Objective: In the copy, keep every record exact and leave out all images.

(Figure record listings)
## start

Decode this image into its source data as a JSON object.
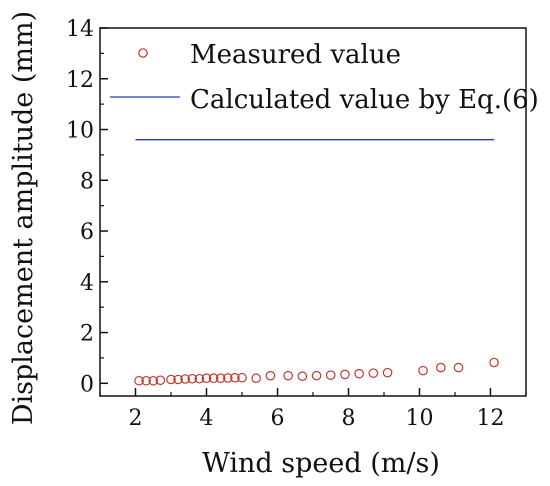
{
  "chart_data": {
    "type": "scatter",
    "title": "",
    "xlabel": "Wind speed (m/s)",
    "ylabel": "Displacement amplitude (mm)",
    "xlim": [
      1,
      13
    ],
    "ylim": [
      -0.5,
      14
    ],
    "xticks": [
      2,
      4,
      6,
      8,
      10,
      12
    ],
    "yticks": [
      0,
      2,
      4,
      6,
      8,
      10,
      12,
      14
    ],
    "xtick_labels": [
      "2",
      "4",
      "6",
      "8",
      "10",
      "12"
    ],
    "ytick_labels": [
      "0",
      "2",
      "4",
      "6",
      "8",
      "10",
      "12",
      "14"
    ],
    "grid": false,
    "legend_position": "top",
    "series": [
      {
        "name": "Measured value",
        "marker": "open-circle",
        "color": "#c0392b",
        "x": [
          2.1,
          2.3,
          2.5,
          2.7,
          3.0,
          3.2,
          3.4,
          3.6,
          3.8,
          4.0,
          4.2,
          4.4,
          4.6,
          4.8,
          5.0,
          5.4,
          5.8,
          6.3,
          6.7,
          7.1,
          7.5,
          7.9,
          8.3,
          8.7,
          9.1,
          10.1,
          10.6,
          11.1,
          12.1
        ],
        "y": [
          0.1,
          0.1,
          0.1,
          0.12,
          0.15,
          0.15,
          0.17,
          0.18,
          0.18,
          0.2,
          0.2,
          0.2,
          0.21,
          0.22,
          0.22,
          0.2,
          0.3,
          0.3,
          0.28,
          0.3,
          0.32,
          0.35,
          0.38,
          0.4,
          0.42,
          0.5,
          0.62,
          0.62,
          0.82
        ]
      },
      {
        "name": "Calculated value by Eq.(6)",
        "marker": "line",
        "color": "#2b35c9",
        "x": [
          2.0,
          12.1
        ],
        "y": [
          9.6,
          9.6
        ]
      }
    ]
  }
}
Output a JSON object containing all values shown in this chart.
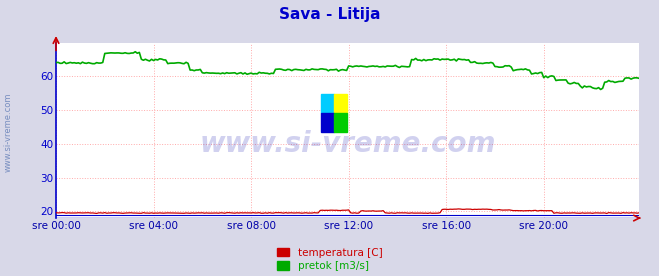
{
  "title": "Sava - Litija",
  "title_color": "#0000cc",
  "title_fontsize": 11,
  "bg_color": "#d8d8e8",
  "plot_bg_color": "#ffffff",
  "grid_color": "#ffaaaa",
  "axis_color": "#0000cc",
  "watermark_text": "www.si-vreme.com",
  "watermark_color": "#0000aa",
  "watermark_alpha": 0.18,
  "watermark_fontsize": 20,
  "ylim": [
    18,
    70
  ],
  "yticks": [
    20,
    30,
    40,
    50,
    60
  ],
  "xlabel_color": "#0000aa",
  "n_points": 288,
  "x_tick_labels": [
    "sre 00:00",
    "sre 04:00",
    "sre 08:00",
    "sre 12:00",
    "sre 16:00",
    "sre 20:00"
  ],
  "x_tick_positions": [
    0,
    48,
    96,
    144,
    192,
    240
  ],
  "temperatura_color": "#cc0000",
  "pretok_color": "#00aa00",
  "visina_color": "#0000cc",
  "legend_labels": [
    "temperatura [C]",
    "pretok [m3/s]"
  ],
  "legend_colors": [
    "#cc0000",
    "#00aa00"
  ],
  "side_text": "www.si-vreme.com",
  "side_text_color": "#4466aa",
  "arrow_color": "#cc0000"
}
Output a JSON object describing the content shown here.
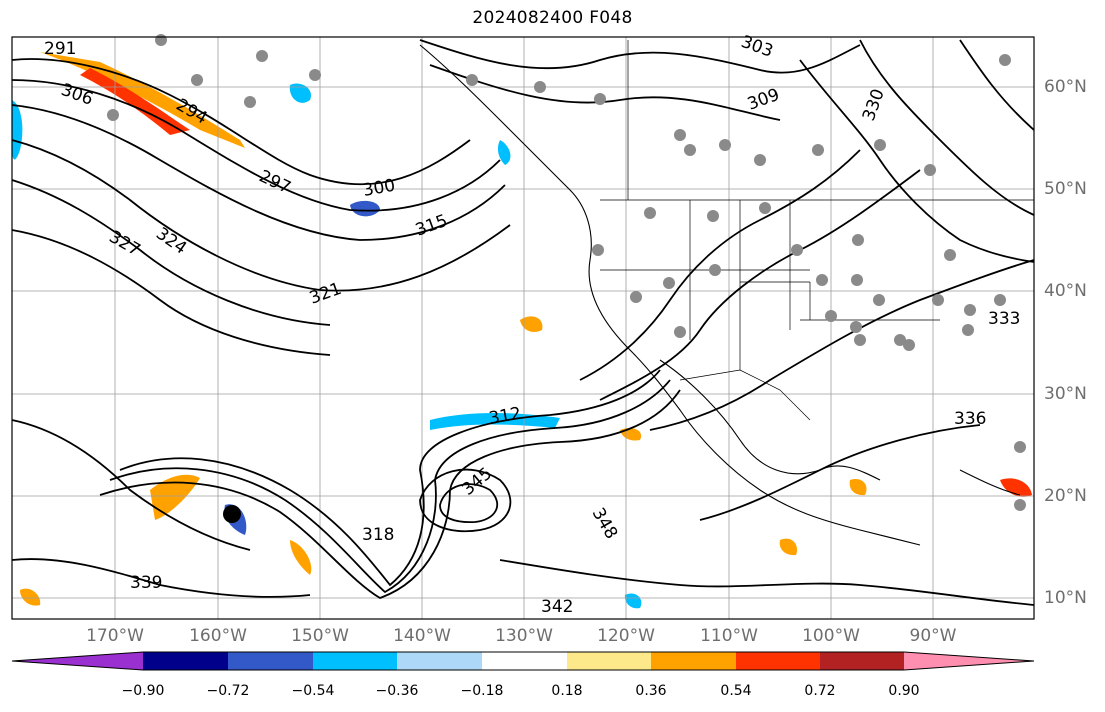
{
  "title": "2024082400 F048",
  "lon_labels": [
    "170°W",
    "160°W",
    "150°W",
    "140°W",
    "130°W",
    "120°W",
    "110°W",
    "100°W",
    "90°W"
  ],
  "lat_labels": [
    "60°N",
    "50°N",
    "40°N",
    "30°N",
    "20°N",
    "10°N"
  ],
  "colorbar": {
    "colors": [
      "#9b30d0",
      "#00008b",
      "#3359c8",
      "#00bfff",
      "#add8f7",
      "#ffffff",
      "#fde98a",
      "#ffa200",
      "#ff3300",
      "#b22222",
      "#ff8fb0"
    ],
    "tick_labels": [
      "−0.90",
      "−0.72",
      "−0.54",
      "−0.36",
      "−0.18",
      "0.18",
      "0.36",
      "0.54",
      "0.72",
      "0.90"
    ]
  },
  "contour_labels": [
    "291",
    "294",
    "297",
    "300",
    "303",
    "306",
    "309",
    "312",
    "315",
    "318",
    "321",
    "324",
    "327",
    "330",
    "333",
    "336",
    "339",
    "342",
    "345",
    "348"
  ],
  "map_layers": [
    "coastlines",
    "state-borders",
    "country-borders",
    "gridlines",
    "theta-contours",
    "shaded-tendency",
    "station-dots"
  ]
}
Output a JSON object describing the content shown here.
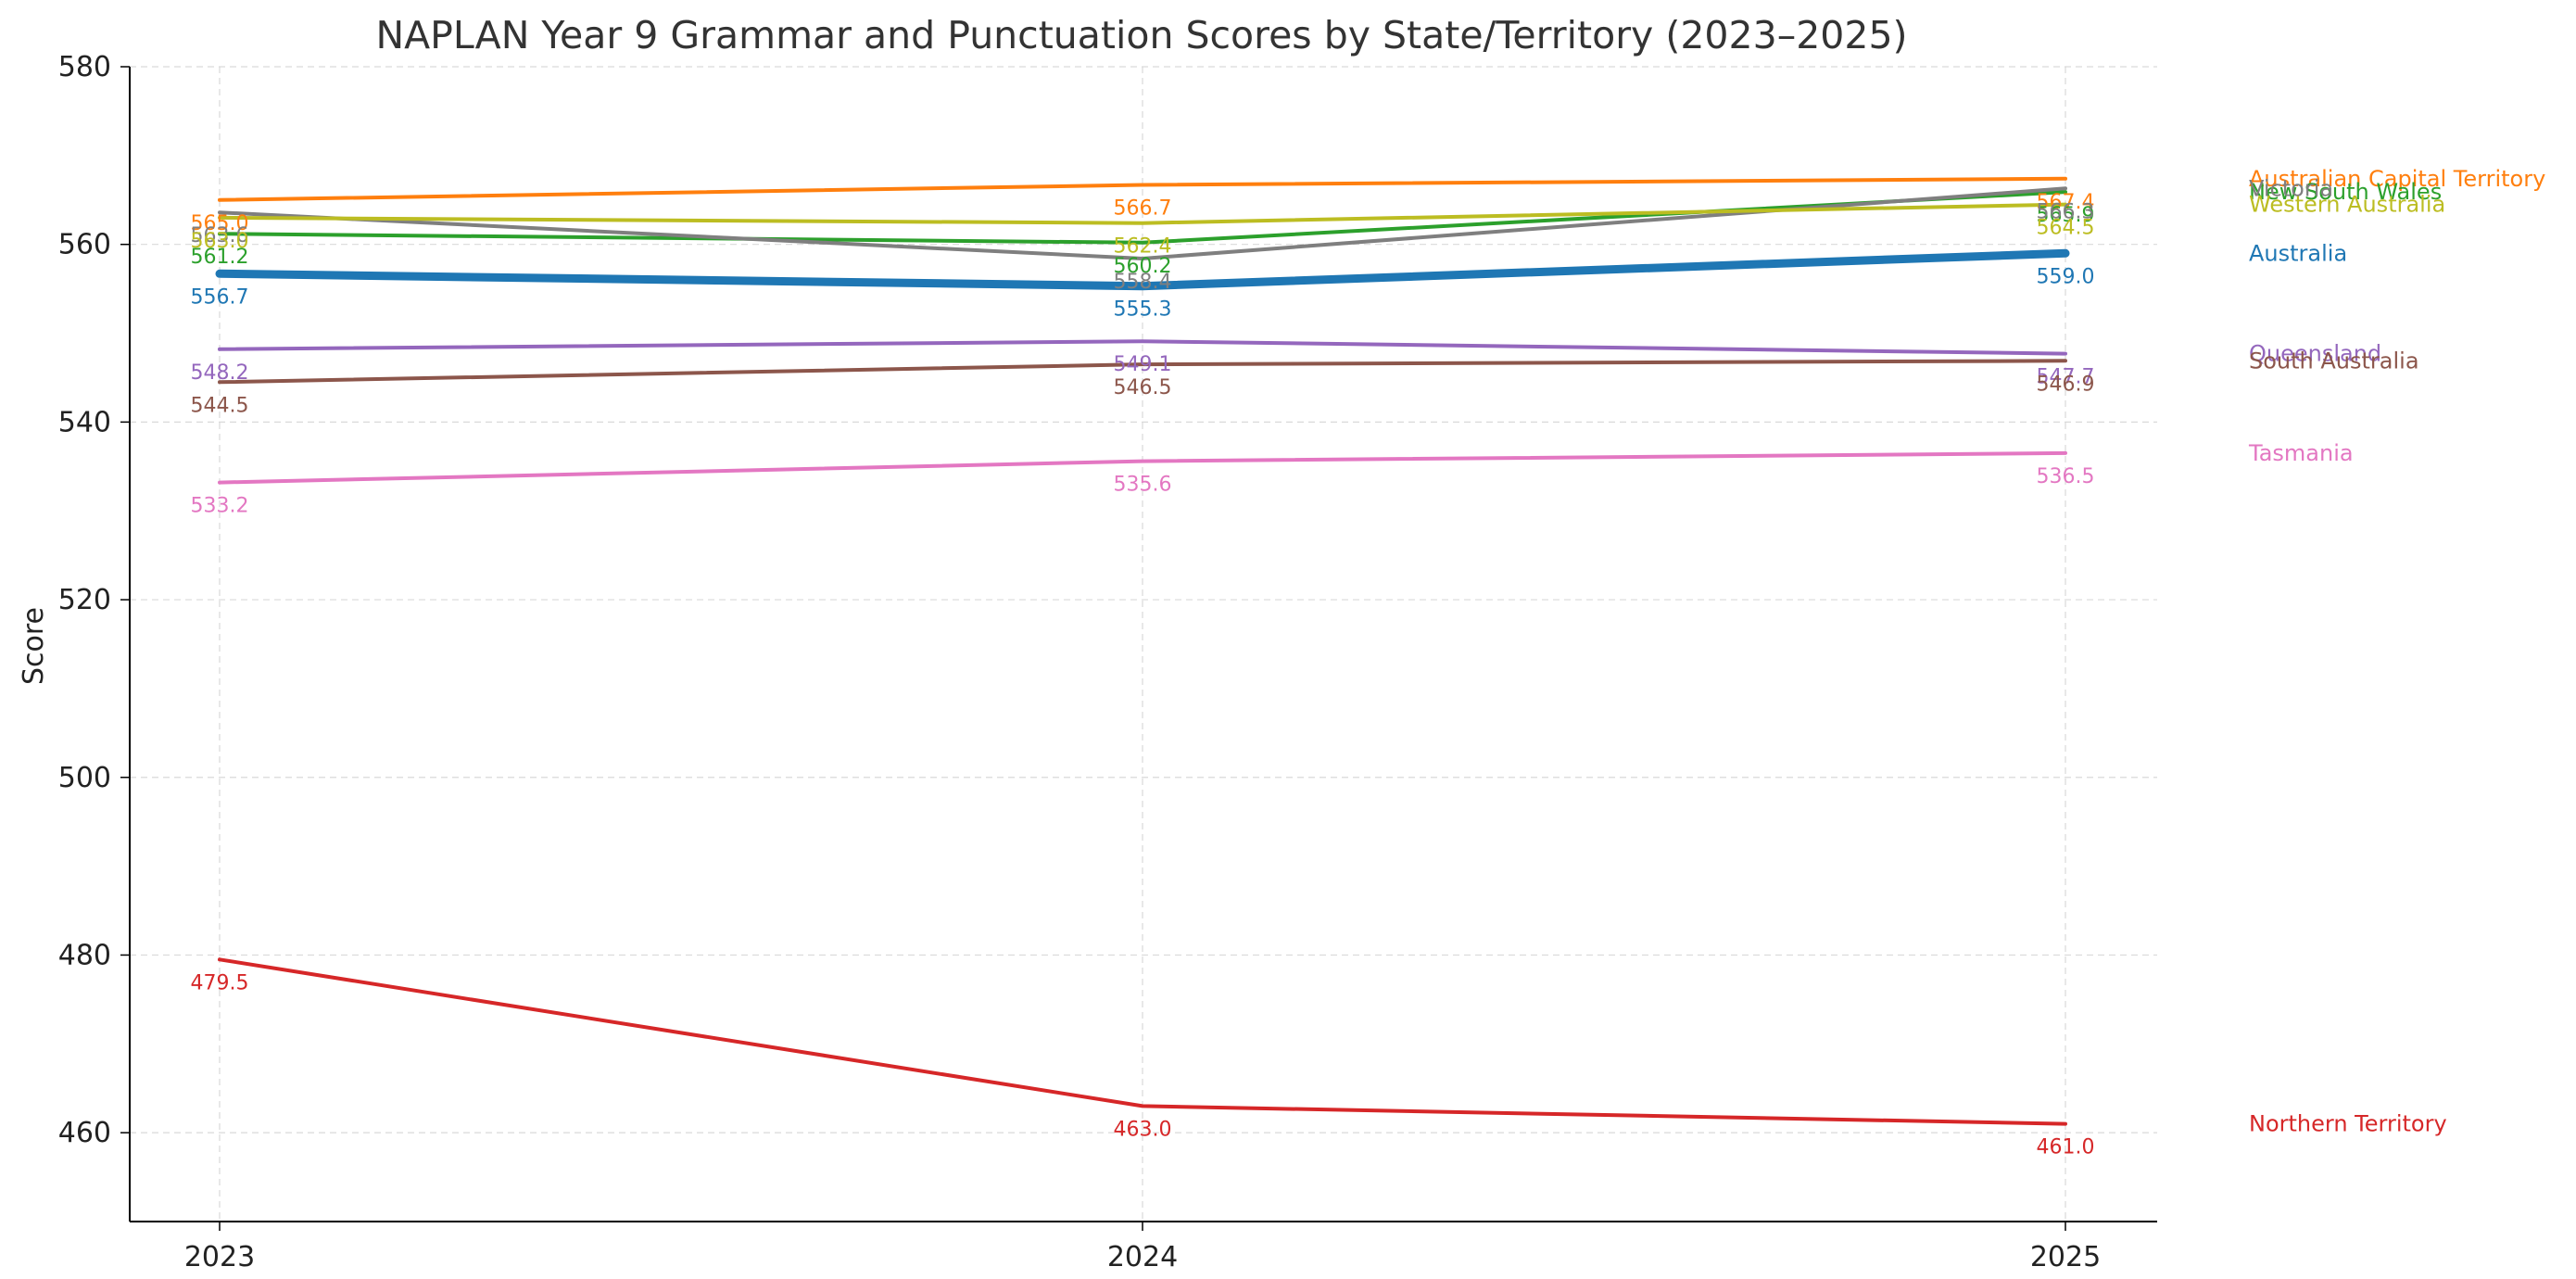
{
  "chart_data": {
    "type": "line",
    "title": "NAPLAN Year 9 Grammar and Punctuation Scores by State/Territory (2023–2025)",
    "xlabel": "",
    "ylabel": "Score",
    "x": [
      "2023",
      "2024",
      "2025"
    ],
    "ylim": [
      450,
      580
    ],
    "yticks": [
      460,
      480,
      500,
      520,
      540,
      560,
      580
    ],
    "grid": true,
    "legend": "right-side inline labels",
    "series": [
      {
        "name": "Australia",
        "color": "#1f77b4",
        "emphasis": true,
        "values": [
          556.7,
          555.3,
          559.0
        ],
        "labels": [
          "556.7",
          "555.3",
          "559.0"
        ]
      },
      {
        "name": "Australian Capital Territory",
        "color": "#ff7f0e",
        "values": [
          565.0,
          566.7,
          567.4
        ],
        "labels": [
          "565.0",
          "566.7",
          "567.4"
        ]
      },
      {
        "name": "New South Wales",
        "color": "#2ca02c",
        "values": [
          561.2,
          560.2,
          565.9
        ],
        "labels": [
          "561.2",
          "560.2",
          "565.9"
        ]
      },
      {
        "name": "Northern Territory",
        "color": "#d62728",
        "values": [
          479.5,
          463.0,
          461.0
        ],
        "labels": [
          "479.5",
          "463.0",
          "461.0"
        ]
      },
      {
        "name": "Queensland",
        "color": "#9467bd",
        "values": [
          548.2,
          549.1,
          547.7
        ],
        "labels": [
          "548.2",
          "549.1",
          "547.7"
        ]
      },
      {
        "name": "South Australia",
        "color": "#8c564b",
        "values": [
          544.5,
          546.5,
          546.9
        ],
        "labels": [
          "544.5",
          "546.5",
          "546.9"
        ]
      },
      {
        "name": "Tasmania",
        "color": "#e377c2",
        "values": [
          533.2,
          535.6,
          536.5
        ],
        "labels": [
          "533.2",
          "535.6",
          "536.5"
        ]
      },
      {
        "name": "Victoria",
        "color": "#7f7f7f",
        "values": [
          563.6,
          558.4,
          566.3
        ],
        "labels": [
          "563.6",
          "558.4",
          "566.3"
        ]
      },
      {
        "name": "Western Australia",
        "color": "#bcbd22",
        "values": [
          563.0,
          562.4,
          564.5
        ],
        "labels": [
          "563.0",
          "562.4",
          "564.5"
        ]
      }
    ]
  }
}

## end

Finished exercise:
Decode this image into its source data as a JSON object.
{
  "chart_data": {
    "type": "scatter",
    "title": "",
    "xlabel": "Wind speed (m/s)",
    "ylabel": "Displacement amplitude (mm)",
    "xlim": [
      1,
      13
    ],
    "ylim": [
      -0.5,
      14
    ],
    "xticks": [
      2,
      4,
      6,
      8,
      10,
      12
    ],
    "yticks": [
      0,
      2,
      4,
      6,
      8,
      10,
      12,
      14
    ],
    "xtick_labels": [
      "2",
      "4",
      "6",
      "8",
      "10",
      "12"
    ],
    "ytick_labels": [
      "0",
      "2",
      "4",
      "6",
      "8",
      "10",
      "12",
      "14"
    ],
    "grid": false,
    "legend_position": "top",
    "series": [
      {
        "name": "Measured value",
        "marker": "open-circle",
        "color": "#c0392b",
        "x": [
          2.1,
          2.3,
          2.5,
          2.7,
          3.0,
          3.2,
          3.4,
          3.6,
          3.8,
          4.0,
          4.2,
          4.4,
          4.6,
          4.8,
          5.0,
          5.4,
          5.8,
          6.3,
          6.7,
          7.1,
          7.5,
          7.9,
          8.3,
          8.7,
          9.1,
          10.1,
          10.6,
          11.1,
          12.1
        ],
        "y": [
          0.1,
          0.1,
          0.1,
          0.12,
          0.15,
          0.15,
          0.17,
          0.18,
          0.18,
          0.2,
          0.2,
          0.2,
          0.21,
          0.22,
          0.22,
          0.2,
          0.3,
          0.3,
          0.28,
          0.3,
          0.32,
          0.35,
          0.38,
          0.4,
          0.42,
          0.5,
          0.62,
          0.62,
          0.82
        ]
      },
      {
        "name": "Calculated value by Eq.(6)",
        "marker": "line",
        "color": "#2b35c9",
        "x": [
          2.0,
          12.1
        ],
        "y": [
          9.6,
          9.6
        ]
      }
    ]
  }
}
Output a JSON object containing all values shown in this chart.
{
  "title": "Sava - Litija",
  "title_color": "#0000cc",
  "title_fontsize": 11,
  "bg_color": "#d8d8e8",
  "plot_bg_color": "#ffffff",
  "grid_color": "#ffaaaa",
  "axis_color": "#0000cc",
  "watermark_text": "www.si-vreme.com",
  "watermark_color": "#0000aa",
  "watermark_alpha": 0.18,
  "watermark_fontsize": 20,
  "ylim": [
    18,
    70
  ],
  "yticks": [
    20,
    30,
    40,
    50,
    60
  ],
  "xlabel_color": "#0000aa",
  "n_points": 288,
  "x_tick_labels": [
    "sre 00:00",
    "sre 04:00",
    "sre 08:00",
    "sre 12:00",
    "sre 16:00",
    "sre 20:00"
  ],
  "x_tick_positions": [
    0,
    48,
    96,
    144,
    192,
    240
  ],
  "temperatura_color": "#cc0000",
  "pretok_color": "#00aa00",
  "visina_color": "#0000cc",
  "legend_labels": [
    "temperatura [C]",
    "pretok [m3/s]"
  ],
  "legend_colors": [
    "#cc0000",
    "#00aa00"
  ],
  "side_text": "www.si-vreme.com",
  "side_text_color": "#4466aa",
  "arrow_color": "#cc0000"
}
Output a JSON object describing the content shown here.
{
  "title": "2024082400 F048",
  "lon_labels": [
    "170°W",
    "160°W",
    "150°W",
    "140°W",
    "130°W",
    "120°W",
    "110°W",
    "100°W",
    "90°W"
  ],
  "lat_labels": [
    "60°N",
    "50°N",
    "40°N",
    "30°N",
    "20°N",
    "10°N"
  ],
  "colorbar": {
    "colors": [
      "#9b30d0",
      "#00008b",
      "#3359c8",
      "#00bfff",
      "#add8f7",
      "#ffffff",
      "#fde98a",
      "#ffa200",
      "#ff3300",
      "#b22222",
      "#ff8fb0"
    ],
    "tick_labels": [
      "−0.90",
      "−0.72",
      "−0.54",
      "−0.36",
      "−0.18",
      "0.18",
      "0.36",
      "0.54",
      "0.72",
      "0.90"
    ]
  },
  "contour_labels": [
    "291",
    "294",
    "297",
    "300",
    "303",
    "306",
    "309",
    "312",
    "315",
    "318",
    "321",
    "324",
    "327",
    "330",
    "333",
    "336",
    "339",
    "342",
    "345",
    "348"
  ],
  "map_layers": [
    "coastlines",
    "state-borders",
    "country-borders",
    "gridlines",
    "theta-contours",
    "shaded-tendency",
    "station-dots"
  ]
}
Output a JSON object describing the content shown here.
{
  "chart_data": {
    "type": "line",
    "title": "NAPLAN Year 9 Grammar and Punctuation Scores by State/Territory (2023–2025)",
    "xlabel": "",
    "ylabel": "Score",
    "x": [
      "2023",
      "2024",
      "2025"
    ],
    "ylim": [
      450,
      580
    ],
    "yticks": [
      460,
      480,
      500,
      520,
      540,
      560,
      580
    ],
    "grid": true,
    "legend": "right-side inline labels",
    "series": [
      {
        "name": "Australia",
        "color": "#1f77b4",
        "emphasis": true,
        "values": [
          556.7,
          555.3,
          559.0
        ],
        "labels": [
          "556.7",
          "555.3",
          "559.0"
        ]
      },
      {
        "name": "Australian Capital Territory",
        "color": "#ff7f0e",
        "values": [
          565.0,
          566.7,
          567.4
        ],
        "labels": [
          "565.0",
          "566.7",
          "567.4"
        ]
      },
      {
        "name": "New South Wales",
        "color": "#2ca02c",
        "values": [
          561.2,
          560.2,
          565.9
        ],
        "labels": [
          "561.2",
          "560.2",
          "565.9"
        ]
      },
      {
        "name": "Northern Territory",
        "color": "#d62728",
        "values": [
          479.5,
          463.0,
          461.0
        ],
        "labels": [
          "479.5",
          "463.0",
          "461.0"
        ]
      },
      {
        "name": "Queensland",
        "color": "#9467bd",
        "values": [
          548.2,
          549.1,
          547.7
        ],
        "labels": [
          "548.2",
          "549.1",
          "547.7"
        ]
      },
      {
        "name": "South Australia",
        "color": "#8c564b",
        "values": [
          544.5,
          546.5,
          546.9
        ],
        "labels": [
          "544.5",
          "546.5",
          "546.9"
        ]
      },
      {
        "name": "Tasmania",
        "color": "#e377c2",
        "values": [
          533.2,
          535.6,
          536.5
        ],
        "labels": [
          "533.2",
          "535.6",
          "536.5"
        ]
      },
      {
        "name": "Victoria",
        "color": "#7f7f7f",
        "values": [
          563.6,
          558.4,
          566.3
        ],
        "labels": [
          "563.6",
          "558.4",
          "566.3"
        ]
      },
      {
        "name": "Western Australia",
        "color": "#bcbd22",
        "values": [
          563.0,
          562.4,
          564.5
        ],
        "labels": [
          "563.0",
          "562.4",
          "564.5"
        ]
      }
    ]
  }
}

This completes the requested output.